WRITTEN EXERCISE
In the material below, find every line with "label" and pull it out.

** START AVAILABLE RECORDS **

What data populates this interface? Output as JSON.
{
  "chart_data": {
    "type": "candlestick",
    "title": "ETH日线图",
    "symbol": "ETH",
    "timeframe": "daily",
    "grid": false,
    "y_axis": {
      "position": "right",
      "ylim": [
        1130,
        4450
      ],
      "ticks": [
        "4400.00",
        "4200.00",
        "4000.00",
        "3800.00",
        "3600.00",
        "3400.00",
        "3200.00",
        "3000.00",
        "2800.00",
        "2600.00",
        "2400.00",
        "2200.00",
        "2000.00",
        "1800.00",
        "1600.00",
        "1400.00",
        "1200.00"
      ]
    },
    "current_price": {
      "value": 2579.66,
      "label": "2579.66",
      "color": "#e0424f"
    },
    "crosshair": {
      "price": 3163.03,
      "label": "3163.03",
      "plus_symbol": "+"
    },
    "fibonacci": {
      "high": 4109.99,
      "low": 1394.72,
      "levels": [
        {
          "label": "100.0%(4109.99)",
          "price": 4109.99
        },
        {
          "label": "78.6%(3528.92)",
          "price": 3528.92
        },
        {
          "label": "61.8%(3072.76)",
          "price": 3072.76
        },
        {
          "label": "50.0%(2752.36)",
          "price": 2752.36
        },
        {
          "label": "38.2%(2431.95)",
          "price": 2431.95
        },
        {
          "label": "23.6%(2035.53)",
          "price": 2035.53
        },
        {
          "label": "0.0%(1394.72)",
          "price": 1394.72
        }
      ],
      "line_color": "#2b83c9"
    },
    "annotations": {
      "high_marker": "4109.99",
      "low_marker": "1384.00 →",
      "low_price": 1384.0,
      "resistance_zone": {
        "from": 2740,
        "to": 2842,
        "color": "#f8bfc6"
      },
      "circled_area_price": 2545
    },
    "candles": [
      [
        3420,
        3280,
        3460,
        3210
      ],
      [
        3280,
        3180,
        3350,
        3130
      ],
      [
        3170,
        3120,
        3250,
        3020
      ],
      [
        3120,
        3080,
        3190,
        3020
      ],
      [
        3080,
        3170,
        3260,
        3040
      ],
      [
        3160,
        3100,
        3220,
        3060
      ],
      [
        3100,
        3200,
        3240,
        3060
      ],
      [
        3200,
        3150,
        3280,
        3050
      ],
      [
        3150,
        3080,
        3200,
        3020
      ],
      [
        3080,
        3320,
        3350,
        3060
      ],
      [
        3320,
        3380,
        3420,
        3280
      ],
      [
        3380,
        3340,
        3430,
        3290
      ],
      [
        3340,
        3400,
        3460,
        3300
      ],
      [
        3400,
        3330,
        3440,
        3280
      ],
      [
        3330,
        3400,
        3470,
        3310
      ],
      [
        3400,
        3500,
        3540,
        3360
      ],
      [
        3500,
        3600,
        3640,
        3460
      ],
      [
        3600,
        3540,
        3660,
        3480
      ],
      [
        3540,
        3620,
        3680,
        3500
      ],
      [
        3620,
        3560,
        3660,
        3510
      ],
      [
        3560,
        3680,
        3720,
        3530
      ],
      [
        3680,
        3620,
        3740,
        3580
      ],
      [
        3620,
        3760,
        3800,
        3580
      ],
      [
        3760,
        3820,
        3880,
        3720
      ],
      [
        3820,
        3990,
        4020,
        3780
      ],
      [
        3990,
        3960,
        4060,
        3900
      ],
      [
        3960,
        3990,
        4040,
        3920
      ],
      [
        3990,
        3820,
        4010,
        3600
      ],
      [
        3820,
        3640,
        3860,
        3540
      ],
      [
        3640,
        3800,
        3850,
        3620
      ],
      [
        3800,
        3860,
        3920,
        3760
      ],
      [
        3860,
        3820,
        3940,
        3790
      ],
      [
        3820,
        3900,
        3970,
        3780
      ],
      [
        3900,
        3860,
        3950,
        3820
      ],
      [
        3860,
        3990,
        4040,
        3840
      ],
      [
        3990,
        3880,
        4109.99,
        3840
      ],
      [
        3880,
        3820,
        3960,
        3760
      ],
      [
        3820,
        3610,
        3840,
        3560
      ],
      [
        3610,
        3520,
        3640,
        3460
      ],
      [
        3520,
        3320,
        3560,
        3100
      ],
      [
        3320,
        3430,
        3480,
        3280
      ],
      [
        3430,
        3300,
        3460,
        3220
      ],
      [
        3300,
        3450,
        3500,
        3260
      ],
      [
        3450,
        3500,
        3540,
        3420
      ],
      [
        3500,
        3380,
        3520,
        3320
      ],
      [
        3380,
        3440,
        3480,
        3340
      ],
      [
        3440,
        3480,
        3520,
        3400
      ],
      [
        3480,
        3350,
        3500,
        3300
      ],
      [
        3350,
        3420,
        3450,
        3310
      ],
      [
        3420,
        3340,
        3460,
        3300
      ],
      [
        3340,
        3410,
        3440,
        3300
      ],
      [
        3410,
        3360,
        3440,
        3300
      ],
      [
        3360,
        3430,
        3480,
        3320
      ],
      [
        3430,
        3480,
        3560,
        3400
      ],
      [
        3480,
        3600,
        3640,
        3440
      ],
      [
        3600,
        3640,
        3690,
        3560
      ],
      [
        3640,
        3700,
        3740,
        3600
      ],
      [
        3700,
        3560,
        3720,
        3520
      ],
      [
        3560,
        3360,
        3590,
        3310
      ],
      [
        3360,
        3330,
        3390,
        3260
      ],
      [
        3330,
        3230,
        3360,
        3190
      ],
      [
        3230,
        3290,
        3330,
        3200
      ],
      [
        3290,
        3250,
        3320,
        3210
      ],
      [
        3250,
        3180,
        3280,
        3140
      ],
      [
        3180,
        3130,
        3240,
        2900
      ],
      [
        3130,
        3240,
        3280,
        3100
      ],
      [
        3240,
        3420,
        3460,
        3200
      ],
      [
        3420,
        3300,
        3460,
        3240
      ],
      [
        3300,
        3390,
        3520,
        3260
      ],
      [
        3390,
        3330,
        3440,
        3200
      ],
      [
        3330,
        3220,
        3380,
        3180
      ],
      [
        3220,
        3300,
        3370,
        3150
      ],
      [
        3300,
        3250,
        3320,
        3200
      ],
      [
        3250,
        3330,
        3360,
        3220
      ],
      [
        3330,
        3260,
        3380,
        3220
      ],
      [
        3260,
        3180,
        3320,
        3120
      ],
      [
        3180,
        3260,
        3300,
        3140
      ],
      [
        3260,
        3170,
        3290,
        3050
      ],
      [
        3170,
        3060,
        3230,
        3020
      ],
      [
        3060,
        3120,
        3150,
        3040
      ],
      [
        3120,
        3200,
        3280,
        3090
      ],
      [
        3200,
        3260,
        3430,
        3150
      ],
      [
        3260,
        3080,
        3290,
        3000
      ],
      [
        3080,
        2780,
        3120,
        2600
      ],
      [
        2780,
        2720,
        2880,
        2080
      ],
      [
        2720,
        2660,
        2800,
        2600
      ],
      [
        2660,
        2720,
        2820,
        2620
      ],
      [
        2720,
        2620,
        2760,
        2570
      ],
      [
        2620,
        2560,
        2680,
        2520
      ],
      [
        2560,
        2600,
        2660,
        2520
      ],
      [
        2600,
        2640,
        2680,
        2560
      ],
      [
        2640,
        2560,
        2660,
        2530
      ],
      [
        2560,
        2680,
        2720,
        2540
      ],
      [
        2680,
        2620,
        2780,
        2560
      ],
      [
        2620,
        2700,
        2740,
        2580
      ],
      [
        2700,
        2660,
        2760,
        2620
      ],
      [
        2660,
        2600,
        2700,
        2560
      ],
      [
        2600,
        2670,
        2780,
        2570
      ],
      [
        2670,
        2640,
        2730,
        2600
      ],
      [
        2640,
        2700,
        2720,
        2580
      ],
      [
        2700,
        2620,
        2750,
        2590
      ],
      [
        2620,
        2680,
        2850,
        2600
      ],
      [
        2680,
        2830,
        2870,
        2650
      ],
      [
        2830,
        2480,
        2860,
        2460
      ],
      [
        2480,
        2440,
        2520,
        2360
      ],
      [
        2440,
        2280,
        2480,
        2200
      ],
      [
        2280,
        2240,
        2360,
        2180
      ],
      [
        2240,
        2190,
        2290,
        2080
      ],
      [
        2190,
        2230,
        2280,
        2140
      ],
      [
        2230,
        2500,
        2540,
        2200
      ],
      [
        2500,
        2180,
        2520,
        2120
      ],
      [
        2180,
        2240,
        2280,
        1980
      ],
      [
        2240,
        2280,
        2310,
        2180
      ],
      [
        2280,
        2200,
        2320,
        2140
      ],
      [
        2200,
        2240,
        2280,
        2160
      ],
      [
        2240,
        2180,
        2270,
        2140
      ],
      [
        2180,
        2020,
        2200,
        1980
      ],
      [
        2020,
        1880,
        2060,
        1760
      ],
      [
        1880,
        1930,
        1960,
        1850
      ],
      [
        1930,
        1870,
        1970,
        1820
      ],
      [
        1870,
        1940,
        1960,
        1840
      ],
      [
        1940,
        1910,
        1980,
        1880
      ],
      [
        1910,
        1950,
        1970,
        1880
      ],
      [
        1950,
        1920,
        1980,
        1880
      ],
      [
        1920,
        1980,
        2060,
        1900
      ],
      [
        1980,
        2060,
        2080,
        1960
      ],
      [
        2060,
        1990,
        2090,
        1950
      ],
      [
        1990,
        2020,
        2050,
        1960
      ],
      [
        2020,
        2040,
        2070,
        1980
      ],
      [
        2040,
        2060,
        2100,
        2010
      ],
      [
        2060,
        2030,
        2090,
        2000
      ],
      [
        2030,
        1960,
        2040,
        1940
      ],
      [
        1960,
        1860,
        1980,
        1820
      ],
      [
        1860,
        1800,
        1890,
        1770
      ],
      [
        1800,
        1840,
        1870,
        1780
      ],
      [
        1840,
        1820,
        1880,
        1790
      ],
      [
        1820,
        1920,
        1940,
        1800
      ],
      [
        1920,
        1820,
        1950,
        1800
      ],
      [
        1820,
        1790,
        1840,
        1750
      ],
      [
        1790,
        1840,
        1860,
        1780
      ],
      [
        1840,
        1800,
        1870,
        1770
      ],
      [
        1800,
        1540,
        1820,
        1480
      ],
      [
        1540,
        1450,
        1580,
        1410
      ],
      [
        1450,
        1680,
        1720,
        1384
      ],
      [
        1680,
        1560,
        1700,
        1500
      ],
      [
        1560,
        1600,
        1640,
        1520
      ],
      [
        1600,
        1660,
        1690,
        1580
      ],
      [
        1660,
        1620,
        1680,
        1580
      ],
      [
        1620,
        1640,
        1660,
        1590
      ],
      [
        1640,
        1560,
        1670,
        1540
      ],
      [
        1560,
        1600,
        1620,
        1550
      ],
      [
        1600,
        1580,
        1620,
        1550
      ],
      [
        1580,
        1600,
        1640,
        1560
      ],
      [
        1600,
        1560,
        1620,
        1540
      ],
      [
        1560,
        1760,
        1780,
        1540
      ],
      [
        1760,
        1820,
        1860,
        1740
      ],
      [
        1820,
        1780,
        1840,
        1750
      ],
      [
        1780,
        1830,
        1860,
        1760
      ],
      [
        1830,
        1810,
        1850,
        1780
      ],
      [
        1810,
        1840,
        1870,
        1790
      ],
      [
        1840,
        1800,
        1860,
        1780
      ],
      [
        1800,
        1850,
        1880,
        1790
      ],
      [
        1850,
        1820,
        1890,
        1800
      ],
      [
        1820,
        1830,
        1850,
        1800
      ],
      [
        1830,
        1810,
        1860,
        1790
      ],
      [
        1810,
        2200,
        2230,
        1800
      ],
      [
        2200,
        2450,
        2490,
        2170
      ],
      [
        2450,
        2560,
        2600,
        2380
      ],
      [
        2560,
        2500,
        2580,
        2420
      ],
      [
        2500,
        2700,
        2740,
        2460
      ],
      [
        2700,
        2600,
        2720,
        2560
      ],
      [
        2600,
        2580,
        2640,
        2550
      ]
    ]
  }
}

** END AVAILABLE RECORDS **

EXPECTED ANSWER
      "label": "2579.66",
      "label": "3163.03",
          "label": "100.0%(4109.99)",
          "label": "78.6%(3528.92)",
          "label": "61.8%(3072.76)",
          "label": "50.0%(2752.36)",
          "label": "38.2%(2431.95)",
          "label": "23.6%(2035.53)",
          "label": "0.0%(1394.72)",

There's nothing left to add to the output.